* [Supplied data]:
--

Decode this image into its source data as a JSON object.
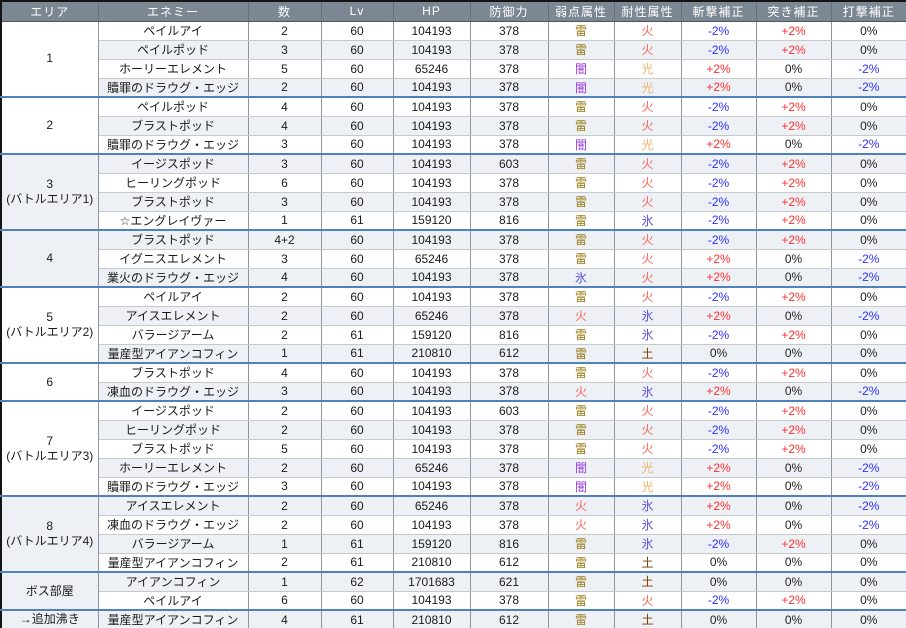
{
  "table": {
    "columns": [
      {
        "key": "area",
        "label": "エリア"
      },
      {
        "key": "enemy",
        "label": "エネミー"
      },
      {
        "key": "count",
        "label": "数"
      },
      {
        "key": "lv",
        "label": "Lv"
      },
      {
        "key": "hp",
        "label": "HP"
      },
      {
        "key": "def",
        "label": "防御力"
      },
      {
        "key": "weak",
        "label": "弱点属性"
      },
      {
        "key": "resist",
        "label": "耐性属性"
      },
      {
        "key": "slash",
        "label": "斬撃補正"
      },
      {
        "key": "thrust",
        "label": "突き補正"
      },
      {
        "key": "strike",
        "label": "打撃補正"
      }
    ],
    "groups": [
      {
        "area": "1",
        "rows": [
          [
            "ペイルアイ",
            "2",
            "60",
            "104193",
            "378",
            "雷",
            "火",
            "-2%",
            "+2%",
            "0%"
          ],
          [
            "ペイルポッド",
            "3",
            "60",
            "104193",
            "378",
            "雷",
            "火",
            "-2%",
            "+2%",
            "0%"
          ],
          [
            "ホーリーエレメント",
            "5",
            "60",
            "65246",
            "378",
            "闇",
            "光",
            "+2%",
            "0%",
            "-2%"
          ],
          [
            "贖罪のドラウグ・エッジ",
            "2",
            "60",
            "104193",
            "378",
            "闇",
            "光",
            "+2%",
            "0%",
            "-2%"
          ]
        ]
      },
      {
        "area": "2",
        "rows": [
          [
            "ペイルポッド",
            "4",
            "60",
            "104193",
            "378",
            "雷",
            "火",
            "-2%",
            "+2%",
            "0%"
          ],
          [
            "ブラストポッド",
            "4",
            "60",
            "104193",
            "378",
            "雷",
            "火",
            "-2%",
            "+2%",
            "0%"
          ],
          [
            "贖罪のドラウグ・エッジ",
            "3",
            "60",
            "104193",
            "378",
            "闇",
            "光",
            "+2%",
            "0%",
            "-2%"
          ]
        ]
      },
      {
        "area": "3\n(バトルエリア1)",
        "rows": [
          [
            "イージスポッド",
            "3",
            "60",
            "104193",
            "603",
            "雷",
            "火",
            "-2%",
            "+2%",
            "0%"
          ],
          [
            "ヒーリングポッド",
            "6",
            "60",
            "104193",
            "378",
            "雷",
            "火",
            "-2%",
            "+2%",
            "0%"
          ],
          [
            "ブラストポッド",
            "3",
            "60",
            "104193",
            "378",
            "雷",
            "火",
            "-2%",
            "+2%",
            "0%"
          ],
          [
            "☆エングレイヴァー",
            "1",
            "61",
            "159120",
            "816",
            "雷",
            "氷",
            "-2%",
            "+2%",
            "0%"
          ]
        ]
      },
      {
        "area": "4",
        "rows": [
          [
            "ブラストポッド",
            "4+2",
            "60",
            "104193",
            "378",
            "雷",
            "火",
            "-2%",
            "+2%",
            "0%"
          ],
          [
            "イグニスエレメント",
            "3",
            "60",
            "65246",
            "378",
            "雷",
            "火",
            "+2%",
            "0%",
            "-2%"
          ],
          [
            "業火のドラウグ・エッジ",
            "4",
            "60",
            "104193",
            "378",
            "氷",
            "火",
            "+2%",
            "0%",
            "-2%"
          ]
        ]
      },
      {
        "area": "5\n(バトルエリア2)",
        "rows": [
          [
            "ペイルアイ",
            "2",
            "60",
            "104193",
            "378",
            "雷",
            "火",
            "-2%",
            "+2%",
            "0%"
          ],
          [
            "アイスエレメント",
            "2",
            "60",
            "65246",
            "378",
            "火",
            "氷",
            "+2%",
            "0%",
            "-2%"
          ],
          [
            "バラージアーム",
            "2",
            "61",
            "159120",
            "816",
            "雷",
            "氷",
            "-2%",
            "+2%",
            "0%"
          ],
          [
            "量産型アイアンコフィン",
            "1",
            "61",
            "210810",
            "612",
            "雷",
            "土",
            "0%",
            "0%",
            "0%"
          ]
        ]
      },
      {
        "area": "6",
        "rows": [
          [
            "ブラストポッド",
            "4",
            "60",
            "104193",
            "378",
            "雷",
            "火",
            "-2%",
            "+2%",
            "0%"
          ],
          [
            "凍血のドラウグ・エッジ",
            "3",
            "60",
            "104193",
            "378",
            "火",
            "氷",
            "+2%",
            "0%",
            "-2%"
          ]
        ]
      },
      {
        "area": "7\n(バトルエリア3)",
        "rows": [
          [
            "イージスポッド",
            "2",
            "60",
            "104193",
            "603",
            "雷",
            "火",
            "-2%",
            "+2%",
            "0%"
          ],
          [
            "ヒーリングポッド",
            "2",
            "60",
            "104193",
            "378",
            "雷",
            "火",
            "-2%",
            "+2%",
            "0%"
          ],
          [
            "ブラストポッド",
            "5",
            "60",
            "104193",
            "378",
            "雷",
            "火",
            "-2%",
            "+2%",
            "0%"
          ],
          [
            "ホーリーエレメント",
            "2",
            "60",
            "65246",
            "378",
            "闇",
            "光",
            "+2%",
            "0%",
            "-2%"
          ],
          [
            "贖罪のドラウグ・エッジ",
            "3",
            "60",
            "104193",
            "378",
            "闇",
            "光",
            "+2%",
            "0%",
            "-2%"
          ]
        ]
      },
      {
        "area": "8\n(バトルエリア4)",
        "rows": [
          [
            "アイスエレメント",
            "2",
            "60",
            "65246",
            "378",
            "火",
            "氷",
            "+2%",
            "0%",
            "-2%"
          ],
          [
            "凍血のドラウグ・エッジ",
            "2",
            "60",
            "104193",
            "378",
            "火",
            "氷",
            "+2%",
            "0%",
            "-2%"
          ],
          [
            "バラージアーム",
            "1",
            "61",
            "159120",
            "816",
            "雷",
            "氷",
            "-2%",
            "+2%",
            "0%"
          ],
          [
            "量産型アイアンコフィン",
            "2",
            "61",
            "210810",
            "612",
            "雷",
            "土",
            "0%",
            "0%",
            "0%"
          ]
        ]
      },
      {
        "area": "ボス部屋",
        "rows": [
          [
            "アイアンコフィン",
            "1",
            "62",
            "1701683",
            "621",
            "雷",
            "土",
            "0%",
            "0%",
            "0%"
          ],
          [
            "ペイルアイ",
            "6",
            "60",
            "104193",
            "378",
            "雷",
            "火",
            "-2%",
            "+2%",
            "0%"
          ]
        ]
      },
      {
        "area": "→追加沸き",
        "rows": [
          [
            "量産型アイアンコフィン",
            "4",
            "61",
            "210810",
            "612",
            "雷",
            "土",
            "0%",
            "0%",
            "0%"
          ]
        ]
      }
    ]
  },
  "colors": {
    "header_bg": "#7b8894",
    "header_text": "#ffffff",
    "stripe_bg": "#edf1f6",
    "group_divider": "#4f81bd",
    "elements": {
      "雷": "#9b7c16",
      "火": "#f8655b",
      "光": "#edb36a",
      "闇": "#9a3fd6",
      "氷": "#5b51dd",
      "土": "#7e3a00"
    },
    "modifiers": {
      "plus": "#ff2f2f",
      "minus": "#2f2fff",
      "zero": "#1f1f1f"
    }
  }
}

--

* [Task]: Please transcribe the material above exactly as written. Leave the pictures out.

* [Solution for this problem]:
Decode this image into its source data as a JSON object.
{
  "table": {
    "columns": [
      {
        "key": "area",
        "label": "エリア"
      },
      {
        "key": "enemy",
        "label": "エネミー"
      },
      {
        "key": "count",
        "label": "数"
      },
      {
        "key": "lv",
        "label": "Lv"
      },
      {
        "key": "hp",
        "label": "HP"
      },
      {
        "key": "def",
        "label": "防御力"
      },
      {
        "key": "weak",
        "label": "弱点属性"
      },
      {
        "key": "resist",
        "label": "耐性属性"
      },
      {
        "key": "slash",
        "label": "斬撃補正"
      },
      {
        "key": "thrust",
        "label": "突き補正"
      },
      {
        "key": "strike",
        "label": "打撃補正"
      }
    ],
    "groups": [
      {
        "area": "1",
        "rows": [
          [
            "ペイルアイ",
            "2",
            "60",
            "104193",
            "378",
            "雷",
            "火",
            "-2%",
            "+2%",
            "0%"
          ],
          [
            "ペイルポッド",
            "3",
            "60",
            "104193",
            "378",
            "雷",
            "火",
            "-2%",
            "+2%",
            "0%"
          ],
          [
            "ホーリーエレメント",
            "5",
            "60",
            "65246",
            "378",
            "闇",
            "光",
            "+2%",
            "0%",
            "-2%"
          ],
          [
            "贖罪のドラウグ・エッジ",
            "2",
            "60",
            "104193",
            "378",
            "闇",
            "光",
            "+2%",
            "0%",
            "-2%"
          ]
        ]
      },
      {
        "area": "2",
        "rows": [
          [
            "ペイルポッド",
            "4",
            "60",
            "104193",
            "378",
            "雷",
            "火",
            "-2%",
            "+2%",
            "0%"
          ],
          [
            "ブラストポッド",
            "4",
            "60",
            "104193",
            "378",
            "雷",
            "火",
            "-2%",
            "+2%",
            "0%"
          ],
          [
            "贖罪のドラウグ・エッジ",
            "3",
            "60",
            "104193",
            "378",
            "闇",
            "光",
            "+2%",
            "0%",
            "-2%"
          ]
        ]
      },
      {
        "area": "3\n(バトルエリア1)",
        "rows": [
          [
            "イージスポッド",
            "3",
            "60",
            "104193",
            "603",
            "雷",
            "火",
            "-2%",
            "+2%",
            "0%"
          ],
          [
            "ヒーリングポッド",
            "6",
            "60",
            "104193",
            "378",
            "雷",
            "火",
            "-2%",
            "+2%",
            "0%"
          ],
          [
            "ブラストポッド",
            "3",
            "60",
            "104193",
            "378",
            "雷",
            "火",
            "-2%",
            "+2%",
            "0%"
          ],
          [
            "☆エングレイヴァー",
            "1",
            "61",
            "159120",
            "816",
            "雷",
            "氷",
            "-2%",
            "+2%",
            "0%"
          ]
        ]
      },
      {
        "area": "4",
        "rows": [
          [
            "ブラストポッド",
            "4+2",
            "60",
            "104193",
            "378",
            "雷",
            "火",
            "-2%",
            "+2%",
            "0%"
          ],
          [
            "イグニスエレメント",
            "3",
            "60",
            "65246",
            "378",
            "雷",
            "火",
            "+2%",
            "0%",
            "-2%"
          ],
          [
            "業火のドラウグ・エッジ",
            "4",
            "60",
            "104193",
            "378",
            "氷",
            "火",
            "+2%",
            "0%",
            "-2%"
          ]
        ]
      },
      {
        "area": "5\n(バトルエリア2)",
        "rows": [
          [
            "ペイルアイ",
            "2",
            "60",
            "104193",
            "378",
            "雷",
            "火",
            "-2%",
            "+2%",
            "0%"
          ],
          [
            "アイスエレメント",
            "2",
            "60",
            "65246",
            "378",
            "火",
            "氷",
            "+2%",
            "0%",
            "-2%"
          ],
          [
            "バラージアーム",
            "2",
            "61",
            "159120",
            "816",
            "雷",
            "氷",
            "-2%",
            "+2%",
            "0%"
          ],
          [
            "量産型アイアンコフィン",
            "1",
            "61",
            "210810",
            "612",
            "雷",
            "土",
            "0%",
            "0%",
            "0%"
          ]
        ]
      },
      {
        "area": "6",
        "rows": [
          [
            "ブラストポッド",
            "4",
            "60",
            "104193",
            "378",
            "雷",
            "火",
            "-2%",
            "+2%",
            "0%"
          ],
          [
            "凍血のドラウグ・エッジ",
            "3",
            "60",
            "104193",
            "378",
            "火",
            "氷",
            "+2%",
            "0%",
            "-2%"
          ]
        ]
      },
      {
        "area": "7\n(バトルエリア3)",
        "rows": [
          [
            "イージスポッド",
            "2",
            "60",
            "104193",
            "603",
            "雷",
            "火",
            "-2%",
            "+2%",
            "0%"
          ],
          [
            "ヒーリングポッド",
            "2",
            "60",
            "104193",
            "378",
            "雷",
            "火",
            "-2%",
            "+2%",
            "0%"
          ],
          [
            "ブラストポッド",
            "5",
            "60",
            "104193",
            "378",
            "雷",
            "火",
            "-2%",
            "+2%",
            "0%"
          ],
          [
            "ホーリーエレメント",
            "2",
            "60",
            "65246",
            "378",
            "闇",
            "光",
            "+2%",
            "0%",
            "-2%"
          ],
          [
            "贖罪のドラウグ・エッジ",
            "3",
            "60",
            "104193",
            "378",
            "闇",
            "光",
            "+2%",
            "0%",
            "-2%"
          ]
        ]
      },
      {
        "area": "8\n(バトルエリア4)",
        "rows": [
          [
            "アイスエレメント",
            "2",
            "60",
            "65246",
            "378",
            "火",
            "氷",
            "+2%",
            "0%",
            "-2%"
          ],
          [
            "凍血のドラウグ・エッジ",
            "2",
            "60",
            "104193",
            "378",
            "火",
            "氷",
            "+2%",
            "0%",
            "-2%"
          ],
          [
            "バラージアーム",
            "1",
            "61",
            "159120",
            "816",
            "雷",
            "氷",
            "-2%",
            "+2%",
            "0%"
          ],
          [
            "量産型アイアンコフィン",
            "2",
            "61",
            "210810",
            "612",
            "雷",
            "土",
            "0%",
            "0%",
            "0%"
          ]
        ]
      },
      {
        "area": "ボス部屋",
        "rows": [
          [
            "アイアンコフィン",
            "1",
            "62",
            "1701683",
            "621",
            "雷",
            "土",
            "0%",
            "0%",
            "0%"
          ],
          [
            "ペイルアイ",
            "6",
            "60",
            "104193",
            "378",
            "雷",
            "火",
            "-2%",
            "+2%",
            "0%"
          ]
        ]
      },
      {
        "area": "→追加沸き",
        "rows": [
          [
            "量産型アイアンコフィン",
            "4",
            "61",
            "210810",
            "612",
            "雷",
            "土",
            "0%",
            "0%",
            "0%"
          ]
        ]
      }
    ]
  },
  "colors": {
    "header_bg": "#7b8894",
    "header_text": "#ffffff",
    "stripe_bg": "#edf1f6",
    "group_divider": "#4f81bd",
    "elements": {
      "雷": "#9b7c16",
      "火": "#f8655b",
      "光": "#edb36a",
      "闇": "#9a3fd6",
      "氷": "#5b51dd",
      "土": "#7e3a00"
    },
    "modifiers": {
      "plus": "#ff2f2f",
      "minus": "#2f2fff",
      "zero": "#1f1f1f"
    }
  }
}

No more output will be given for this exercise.